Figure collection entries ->
- - - - - - -

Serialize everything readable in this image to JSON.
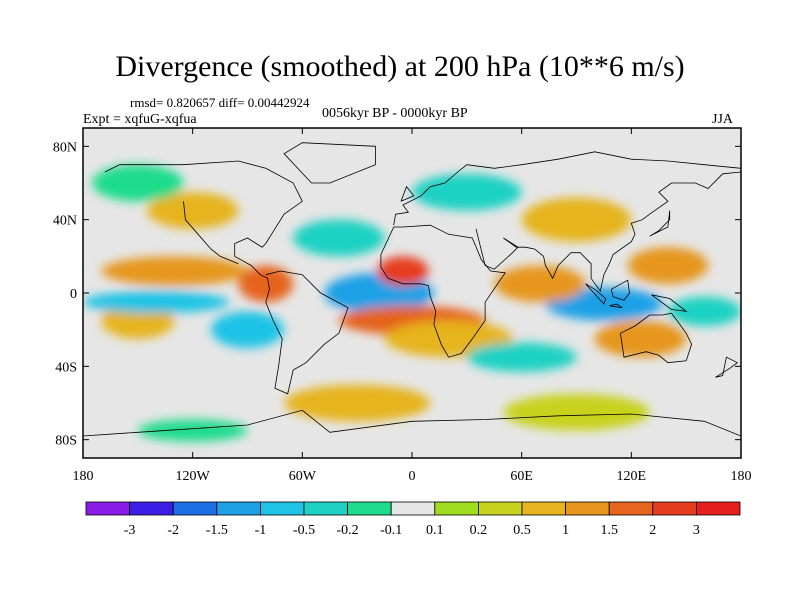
{
  "title": "Divergence (smoothed) at 200 hPa (10**6 m/s)",
  "stats_line": "rmsd= 0.820657 diff= 0.00442924",
  "experiment": "Expt = xqfuG-xqfua",
  "period": "0056kyr BP - 0000kyr BP",
  "season": "JJA",
  "chart_data": {
    "type": "heatmap",
    "title": "Divergence (smoothed) at 200 hPa (10**6 m/s)",
    "subtitle": "0056kyr BP - 0000kyr BP",
    "xlabel": "",
    "ylabel": "",
    "xlim": [
      -180,
      180
    ],
    "ylim": [
      -90,
      90
    ],
    "x_ticks": [
      {
        "value": -180,
        "label": "180"
      },
      {
        "value": -120,
        "label": "120W"
      },
      {
        "value": -60,
        "label": "60W"
      },
      {
        "value": 0,
        "label": "0"
      },
      {
        "value": 60,
        "label": "60E"
      },
      {
        "value": 120,
        "label": "120E"
      },
      {
        "value": 180,
        "label": "180"
      }
    ],
    "y_ticks": [
      {
        "value": 80,
        "label": "80N"
      },
      {
        "value": 40,
        "label": "40N"
      },
      {
        "value": 0,
        "label": "0"
      },
      {
        "value": -40,
        "label": "40S"
      },
      {
        "value": -80,
        "label": "80S"
      }
    ],
    "colorbar": {
      "levels": [
        "-3",
        "-2",
        "-1.5",
        "-1",
        "-0.5",
        "-0.2",
        "-0.1",
        "0.1",
        "0.2",
        "0.5",
        "1",
        "1.5",
        "2",
        "3"
      ],
      "colors": [
        "#8a1ee8",
        "#3c1ee6",
        "#1e6ee6",
        "#1ea0e6",
        "#1ec3e6",
        "#1ed2c3",
        "#1edc8c",
        "#e6e6e6",
        "#a0dc1e",
        "#c8d21e",
        "#e6b41e",
        "#e6961e",
        "#e6641e",
        "#e63c1e",
        "#e61e1e"
      ]
    },
    "field_blobs": [
      {
        "lon": -18,
        "lat": 0,
        "rlon": 22,
        "rlat": 7,
        "value": -3
      },
      {
        "lon": -18,
        "lat": 0,
        "rlon": 30,
        "rlat": 11,
        "value": -1.5
      },
      {
        "lon": 105,
        "lat": -6,
        "rlon": 18,
        "rlat": 5,
        "value": -3
      },
      {
        "lon": 105,
        "lat": -6,
        "rlon": 32,
        "rlat": 9,
        "value": -1.5
      },
      {
        "lon": -5,
        "lat": 12,
        "rlon": 14,
        "rlat": 8,
        "value": 2
      },
      {
        "lon": 0,
        "lat": -15,
        "rlon": 40,
        "rlat": 8,
        "value": 1.5
      },
      {
        "lon": -130,
        "lat": 12,
        "rlon": 40,
        "rlat": 8,
        "value": 1
      },
      {
        "lon": -80,
        "lat": 5,
        "rlon": 15,
        "rlat": 10,
        "value": 1.5
      },
      {
        "lon": 20,
        "lat": -25,
        "rlon": 35,
        "rlat": 10,
        "value": 0.5
      },
      {
        "lon": 70,
        "lat": 5,
        "rlon": 25,
        "rlat": 10,
        "value": 1
      },
      {
        "lon": 140,
        "lat": 15,
        "rlon": 22,
        "rlat": 10,
        "value": 1
      },
      {
        "lon": 125,
        "lat": -25,
        "rlon": 25,
        "rlat": 10,
        "value": 1
      },
      {
        "lon": -150,
        "lat": -15,
        "rlon": 20,
        "rlat": 10,
        "value": 0.5
      },
      {
        "lon": -120,
        "lat": 45,
        "rlon": 25,
        "rlat": 10,
        "value": 0.5
      },
      {
        "lon": 90,
        "lat": 40,
        "rlon": 30,
        "rlat": 12,
        "value": 0.5
      },
      {
        "lon": -140,
        "lat": -5,
        "rlon": 40,
        "rlat": 6,
        "value": -1
      },
      {
        "lon": -90,
        "lat": -20,
        "rlon": 20,
        "rlat": 10,
        "value": -1
      },
      {
        "lon": -40,
        "lat": 30,
        "rlon": 25,
        "rlat": 10,
        "value": -0.5
      },
      {
        "lon": 60,
        "lat": -35,
        "rlon": 30,
        "rlat": 8,
        "value": -0.5
      },
      {
        "lon": 160,
        "lat": -10,
        "rlon": 20,
        "rlat": 8,
        "value": -0.5
      },
      {
        "lon": 30,
        "lat": 55,
        "rlon": 30,
        "rlat": 10,
        "value": -0.5
      },
      {
        "lon": -150,
        "lat": 60,
        "rlon": 25,
        "rlat": 10,
        "value": -0.2
      },
      {
        "lon": -30,
        "lat": -60,
        "rlon": 40,
        "rlat": 10,
        "value": 0.5
      },
      {
        "lon": 90,
        "lat": -65,
        "rlon": 40,
        "rlat": 10,
        "value": 0.2
      },
      {
        "lon": -120,
        "lat": -75,
        "rlon": 30,
        "rlat": 6,
        "value": -0.2
      }
    ]
  }
}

- - - - - - -

Every line should be retyped exactly, with the pictures omitted.

Serialize everything readable in this image to JSON.
{
  "title": "Divergence (smoothed) at 200 hPa (10**6 m/s)",
  "stats_line": "rmsd= 0.820657 diff= 0.00442924",
  "experiment": "Expt = xqfuG-xqfua",
  "period": "0056kyr BP - 0000kyr BP",
  "season": "JJA",
  "chart_data": {
    "type": "heatmap",
    "title": "Divergence (smoothed) at 200 hPa (10**6 m/s)",
    "subtitle": "0056kyr BP - 0000kyr BP",
    "xlabel": "",
    "ylabel": "",
    "xlim": [
      -180,
      180
    ],
    "ylim": [
      -90,
      90
    ],
    "x_ticks": [
      {
        "value": -180,
        "label": "180"
      },
      {
        "value": -120,
        "label": "120W"
      },
      {
        "value": -60,
        "label": "60W"
      },
      {
        "value": 0,
        "label": "0"
      },
      {
        "value": 60,
        "label": "60E"
      },
      {
        "value": 120,
        "label": "120E"
      },
      {
        "value": 180,
        "label": "180"
      }
    ],
    "y_ticks": [
      {
        "value": 80,
        "label": "80N"
      },
      {
        "value": 40,
        "label": "40N"
      },
      {
        "value": 0,
        "label": "0"
      },
      {
        "value": -40,
        "label": "40S"
      },
      {
        "value": -80,
        "label": "80S"
      }
    ],
    "colorbar": {
      "levels": [
        "-3",
        "-2",
        "-1.5",
        "-1",
        "-0.5",
        "-0.2",
        "-0.1",
        "0.1",
        "0.2",
        "0.5",
        "1",
        "1.5",
        "2",
        "3"
      ],
      "colors": [
        "#8a1ee8",
        "#3c1ee6",
        "#1e6ee6",
        "#1ea0e6",
        "#1ec3e6",
        "#1ed2c3",
        "#1edc8c",
        "#e6e6e6",
        "#a0dc1e",
        "#c8d21e",
        "#e6b41e",
        "#e6961e",
        "#e6641e",
        "#e63c1e",
        "#e61e1e"
      ]
    },
    "field_blobs": [
      {
        "lon": -18,
        "lat": 0,
        "rlon": 22,
        "rlat": 7,
        "value": -3
      },
      {
        "lon": -18,
        "lat": 0,
        "rlon": 30,
        "rlat": 11,
        "value": -1.5
      },
      {
        "lon": 105,
        "lat": -6,
        "rlon": 18,
        "rlat": 5,
        "value": -3
      },
      {
        "lon": 105,
        "lat": -6,
        "rlon": 32,
        "rlat": 9,
        "value": -1.5
      },
      {
        "lon": -5,
        "lat": 12,
        "rlon": 14,
        "rlat": 8,
        "value": 2
      },
      {
        "lon": 0,
        "lat": -15,
        "rlon": 40,
        "rlat": 8,
        "value": 1.5
      },
      {
        "lon": -130,
        "lat": 12,
        "rlon": 40,
        "rlat": 8,
        "value": 1
      },
      {
        "lon": -80,
        "lat": 5,
        "rlon": 15,
        "rlat": 10,
        "value": 1.5
      },
      {
        "lon": 20,
        "lat": -25,
        "rlon": 35,
        "rlat": 10,
        "value": 0.5
      },
      {
        "lon": 70,
        "lat": 5,
        "rlon": 25,
        "rlat": 10,
        "value": 1
      },
      {
        "lon": 140,
        "lat": 15,
        "rlon": 22,
        "rlat": 10,
        "value": 1
      },
      {
        "lon": 125,
        "lat": -25,
        "rlon": 25,
        "rlat": 10,
        "value": 1
      },
      {
        "lon": -150,
        "lat": -15,
        "rlon": 20,
        "rlat": 10,
        "value": 0.5
      },
      {
        "lon": -120,
        "lat": 45,
        "rlon": 25,
        "rlat": 10,
        "value": 0.5
      },
      {
        "lon": 90,
        "lat": 40,
        "rlon": 30,
        "rlat": 12,
        "value": 0.5
      },
      {
        "lon": -140,
        "lat": -5,
        "rlon": 40,
        "rlat": 6,
        "value": -1
      },
      {
        "lon": -90,
        "lat": -20,
        "rlon": 20,
        "rlat": 10,
        "value": -1
      },
      {
        "lon": -40,
        "lat": 30,
        "rlon": 25,
        "rlat": 10,
        "value": -0.5
      },
      {
        "lon": 60,
        "lat": -35,
        "rlon": 30,
        "rlat": 8,
        "value": -0.5
      },
      {
        "lon": 160,
        "lat": -10,
        "rlon": 20,
        "rlat": 8,
        "value": -0.5
      },
      {
        "lon": 30,
        "lat": 55,
        "rlon": 30,
        "rlat": 10,
        "value": -0.5
      },
      {
        "lon": -150,
        "lat": 60,
        "rlon": 25,
        "rlat": 10,
        "value": -0.2
      },
      {
        "lon": -30,
        "lat": -60,
        "rlon": 40,
        "rlat": 10,
        "value": 0.5
      },
      {
        "lon": 90,
        "lat": -65,
        "rlon": 40,
        "rlat": 10,
        "value": 0.2
      },
      {
        "lon": -120,
        "lat": -75,
        "rlon": 30,
        "rlat": 6,
        "value": -0.2
      }
    ]
  }
}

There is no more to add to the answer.